The records should be repeated word for word, pictures excluded.

--- start of DATA PROVIDED ---

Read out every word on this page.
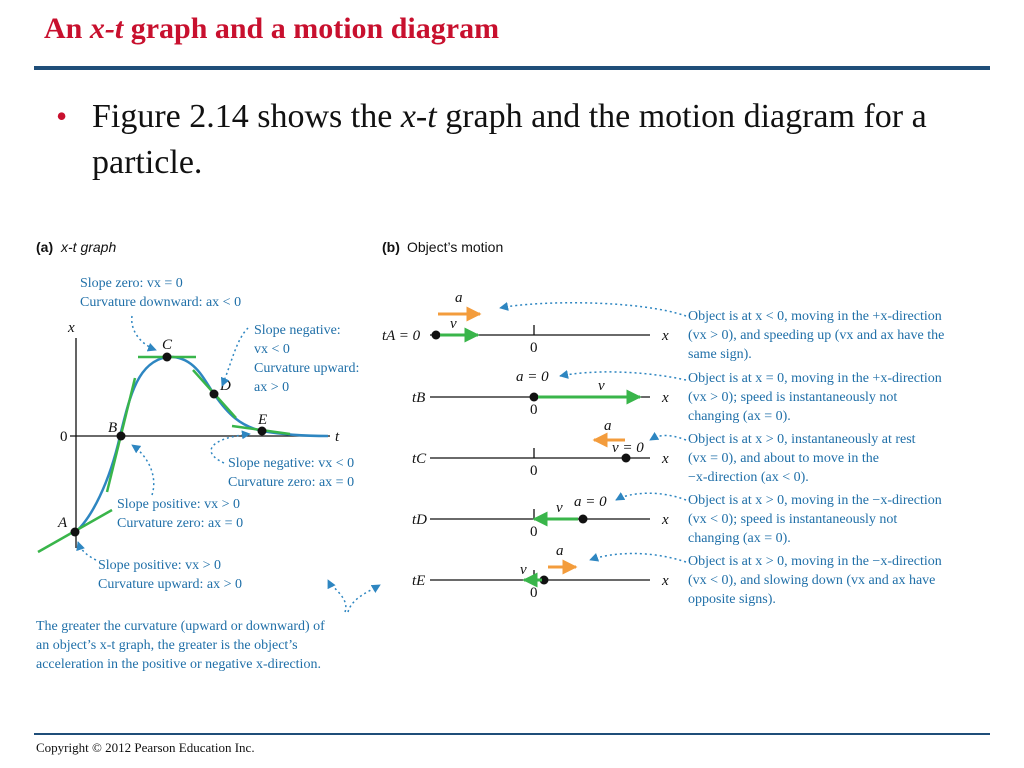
An x-t graph and a motion diagram
• Figure 2.14 shows the x-t graph and the motion diagram for a particle.
(a) x-t graph
x
t
0
A
B
C
D
E
Slope zero: vx = 0 Curvature downward: ax < 0
Slope negative: vx < 0 Curvature upward: ax > 0
Slope negative: vx < 0 Curvature zero: ax = 0
Slope positive: vx > 0 Curvature zero: ax = 0
Slope positive: vx > 0 Curvature upward: ax > 0
The greater the curvature (upward or downward) of an object’s x-t graph, the greater is the object’s acceleration in the positive or negative x-direction.
(b) Object’s motion
tA = 0
0
x
a
v	Object is at x < 0, moving in the +x-direction (vx > 0), and speeding up (vx and ax have the same sign).
tB
0
x
a = 0
v	Object is at x = 0, moving in the +x-direction (vx > 0); speed is instantaneously not changing (ax = 0).
tC
0
x
a
v = 0
Object is at x > 0, instantaneously at rest (vx = 0), and about to move in the −x-direction (ax < 0).
tD
0
x
a = 0
v	Object is at x > 0, moving in the −x-direction (vx < 0); speed is instantaneously not changing (ax = 0).
tE
0
x
a
v
Object is at x > 0, moving in the −x-direction (vx < 0), and slowing down (vx and ax have opposite signs).
Copyright © 2012 Pearson Education Inc.
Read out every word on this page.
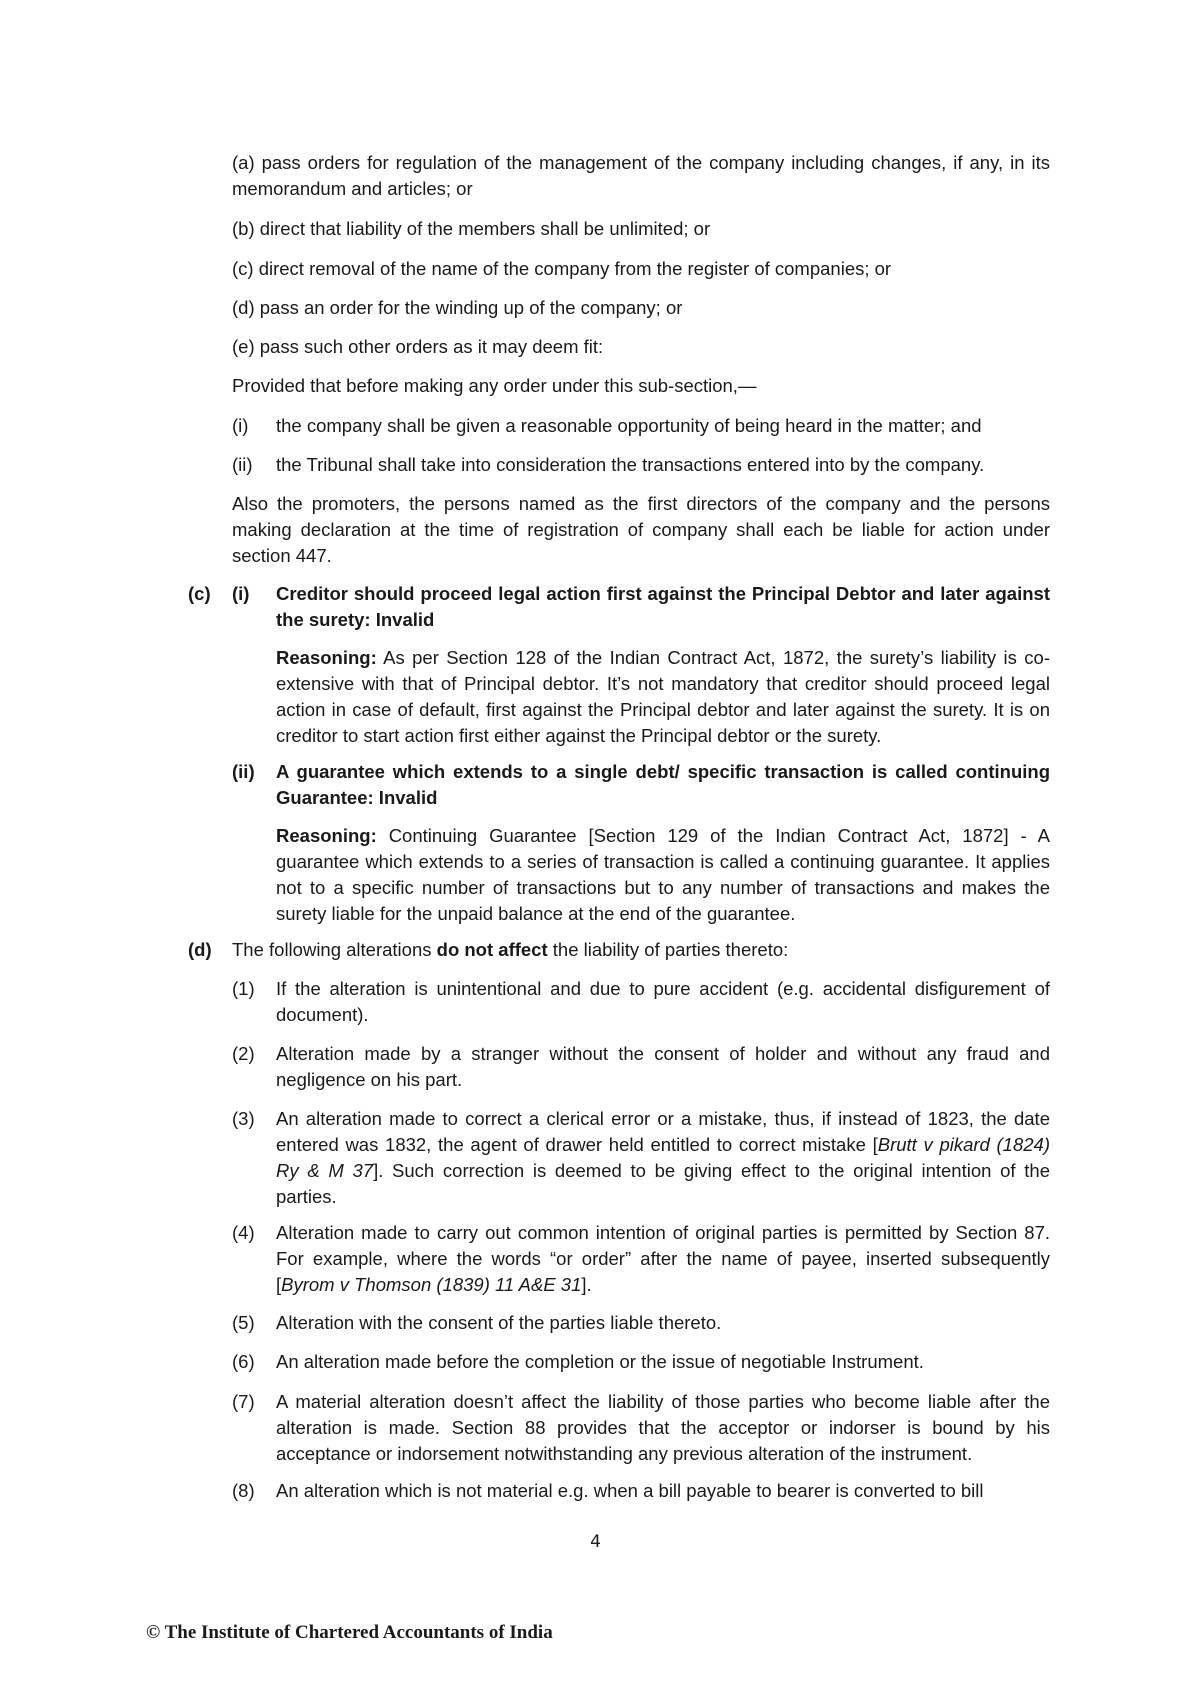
(a) pass orders for regulation of the management of the company including changes, if any, in its memorandum and articles; or

(b) direct that liability of the members shall be unlimited; or

(c) direct removal of the name of the company from the register of companies; or

(d) pass an order for the winding up of the company; or

(e) pass such other orders as it may deem fit:

Provided that before making any order under this sub-section,—

(i) the company shall be given a reasonable opportunity of being heard in the matter; and
(ii) the Tribunal shall take into consideration the transactions entered into by the company.

Also the promoters, the persons named as the first directors of the company and the persons making declaration at the time of registration of company shall each be liable for action under section 447.

(c) (i) Creditor should proceed legal action first against the Principal Debtor and later against the surety: Invalid
Reasoning: As per Section 128 of the Indian Contract Act, 1872, the surety’s liability is co-extensive with that of Principal debtor. It’s not mandatory that creditor should proceed legal action in case of default, first against the Principal debtor and later against the surety. It is on creditor to start action first either against the Principal debtor or the surety.
(ii) A guarantee which extends to a single debt/ specific transaction is called continuing Guarantee: Invalid
Reasoning: Continuing Guarantee [Section 129 of the Indian Contract Act, 1872] - A guarantee which extends to a series of transaction is called a continuing guarantee. It applies not to a specific number of transactions but to any number of transactions and makes the surety liable for the unpaid balance at the end of the guarantee.
(d) The following alterations do not affect the liability of parties thereto:
(1) If the alteration is unintentional and due to pure accident (e.g. accidental disfigurement of document).
(2) Alteration made by a stranger without the consent of holder and without any fraud and negligence on his part.
(3) An alteration made to correct a clerical error or a mistake, thus, if instead of 1823, the date entered was 1832, the agent of drawer held entitled to correct mistake [Brutt v pikard (1824) Ry & M 37]. Such correction is deemed to be giving effect to the original intention of the parties.
(4) Alteration made to carry out common intention of original parties is permitted by Section 87. For example, where the words “or order” after the name of payee, inserted subsequently [Byrom v Thomson (1839) 11 A&E 31].
(5) Alteration with the consent of the parties liable thereto.
(6) An alteration made before the completion or the issue of negotiable Instrument.
(7) A material alteration doesn’t affect the liability of those parties who become liable after the alteration is made. Section 88 provides that the acceptor or indorser is bound by his acceptance or indorsement notwithstanding any previous alteration of the instrument.
(8) An alteration which is not material e.g. when a bill payable to bearer is converted to bill
4
© The Institute of Chartered Accountants of India
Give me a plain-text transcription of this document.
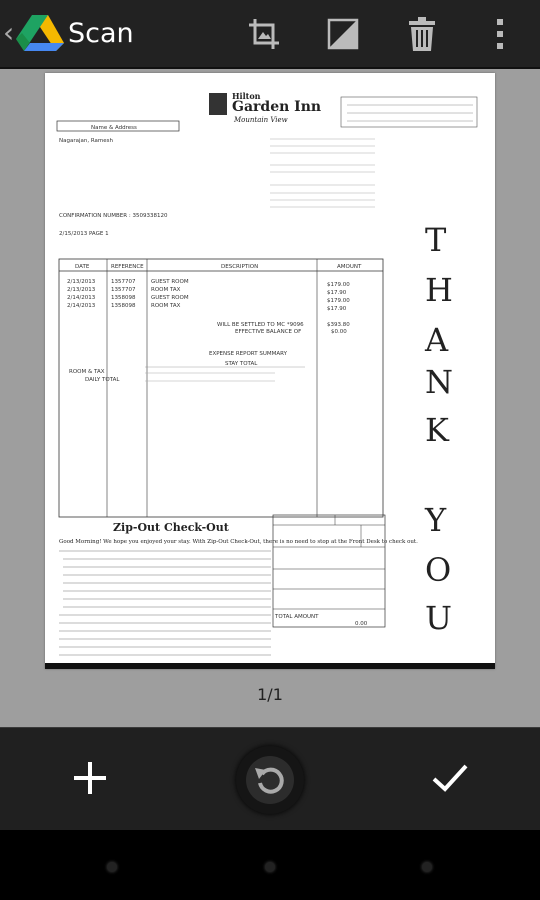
‹ Scan
Hilton
Garden Inn
Mountain View
Name & Address
Nagarajan, Ramesh
CONFIRMATION NUMBER : 3509338120
2/15/2013 PAGE 1
DATE	REFERENCE	DESCRIPTION	AMOUNT
2/13/2013	1357707	GUEST ROOM	$179.00
2/13/2013	1357707	ROOM TAX	$17.90
2/14/2013	1358098	GUEST ROOM	$179.00
2/14/2013	1358098	ROOM TAX	$17.90
WILL BE SETTLED TO MC *9096	$393.80
EFFECTIVE BALANCE OF	$0.00
EXPENSE REPORT SUMMARY
STAY TOTAL
ROOM & TAX
DAILY TOTAL
T
H
A
N
K
Y
O
U
Zip-Out Check-Out
Good Morning! We hope you enjoyed your stay. With Zip-Out Check-Out, there is no need to stop at the Front Desk to check out.
TOTAL AMOUNT
0.00
1/1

--- end of DATA PROVIDED ---

SOLUTION FOR THIS EXERCISE -
Read out every word on this page.
An x-t graph and a motion diagram
• Figure 2.14 shows the x-t graph and the motion diagram for a particle.
(a) x-t graph
x
t
0
A
B
C
D
E
Slope zero: vx = 0 Curvature downward: ax < 0
Slope negative: vx < 0 Curvature upward: ax > 0
Slope negative: vx < 0 Curvature zero: ax = 0
Slope positive: vx > 0 Curvature zero: ax = 0
Slope positive: vx > 0 Curvature upward: ax > 0
The greater the curvature (upward or downward) of an object’s x-t graph, the greater is the object’s acceleration in the positive or negative x-direction.
(b) Object’s motion
tA = 0
0
x
a
v	Object is at x < 0, moving in the +x-direction (vx > 0), and speeding up (vx and ax have the same sign).
tB
0
x
a = 0
v	Object is at x = 0, moving in the +x-direction (vx > 0); speed is instantaneously not changing (ax = 0).
tC
0
x
a
v = 0
Object is at x > 0, instantaneously at rest (vx = 0), and about to move in the −x-direction (ax < 0).
tD
0
x
a = 0
v	Object is at x > 0, moving in the −x-direction (vx < 0); speed is instantaneously not changing (ax = 0).
tE
0
x
a
v
Object is at x > 0, moving in the −x-direction (vx < 0), and slowing down (vx and ax have opposite signs).
Copyright © 2012 Pearson Education Inc.
Read out every word on this page.
(a) pass orders for regulation of the management of the company including changes, if any, in its memorandum and articles; or

(b) direct that liability of the members shall be unlimited; or

(c) direct removal of the name of the company from the register of companies; or

(d) pass an order for the winding up of the company; or

(e) pass such other orders as it may deem fit:

Provided that before making any order under this sub-section,—

(i) the company shall be given a reasonable opportunity of being heard in the matter; and
(ii) the Tribunal shall take into consideration the transactions entered into by the company.

Also the promoters, the persons named as the first directors of the company and the persons making declaration at the time of registration of company shall each be liable for action under section 447.

(c) (i) Creditor should proceed legal action first against the Principal Debtor and later against the surety: Invalid
Reasoning: As per Section 128 of the Indian Contract Act, 1872, the surety’s liability is co-extensive with that of Principal debtor. It’s not mandatory that creditor should proceed legal action in case of default, first against the Principal debtor and later against the surety. It is on creditor to start action first either against the Principal debtor or the surety.
(ii) A guarantee which extends to a single debt/ specific transaction is called continuing Guarantee: Invalid
Reasoning: Continuing Guarantee [Section 129 of the Indian Contract Act, 1872] - A guarantee which extends to a series of transaction is called a continuing guarantee. It applies not to a specific number of transactions but to any number of transactions and makes the surety liable for the unpaid balance at the end of the guarantee.
(d) The following alterations do not affect the liability of parties thereto:
(1) If the alteration is unintentional and due to pure accident (e.g. accidental disfigurement of document).
(2) Alteration made by a stranger without the consent of holder and without any fraud and negligence on his part.
(3) An alteration made to correct a clerical error or a mistake, thus, if instead of 1823, the date entered was 1832, the agent of drawer held entitled to correct mistake [Brutt v pikard (1824) Ry & M 37]. Such correction is deemed to be giving effect to the original intention of the parties.
(4) Alteration made to carry out common intention of original parties is permitted by Section 87. For example, where the words “or order” after the name of payee, inserted subsequently [Byrom v Thomson (1839) 11 A&E 31].
(5) Alteration with the consent of the parties liable thereto.
(6) An alteration made before the completion or the issue of negotiable Instrument.
(7) A material alteration doesn’t affect the liability of those parties who become liable after the alteration is made. Section 88 provides that the acceptor or indorser is bound by his acceptance or indorsement notwithstanding any previous alteration of the instrument.
(8) An alteration which is not material e.g. when a bill payable to bearer is converted to bill
4
© The Institute of Chartered Accountants of India
Give me a plain-text transcription of this document.
‹ Scan
Hilton
Garden Inn
Mountain View
Name & Address
Nagarajan, Ramesh
CONFIRMATION NUMBER : 3509338120
2/15/2013 PAGE 1
DATE	REFERENCE	DESCRIPTION	AMOUNT
2/13/2013	1357707	GUEST ROOM	$179.00
2/13/2013	1357707	ROOM TAX	$17.90
2/14/2013	1358098	GUEST ROOM	$179.00
2/14/2013	1358098	ROOM TAX	$17.90
WILL BE SETTLED TO MC *9096	$393.80
EFFECTIVE BALANCE OF	$0.00
EXPENSE REPORT SUMMARY
STAY TOTAL
ROOM & TAX
DAILY TOTAL
T
H
A
N
K
Y
O
U
Zip-Out Check-Out
Good Morning! We hope you enjoyed your stay. With Zip-Out Check-Out, there is no need to stop at the Front Desk to check out.
TOTAL AMOUNT
0.00
1/1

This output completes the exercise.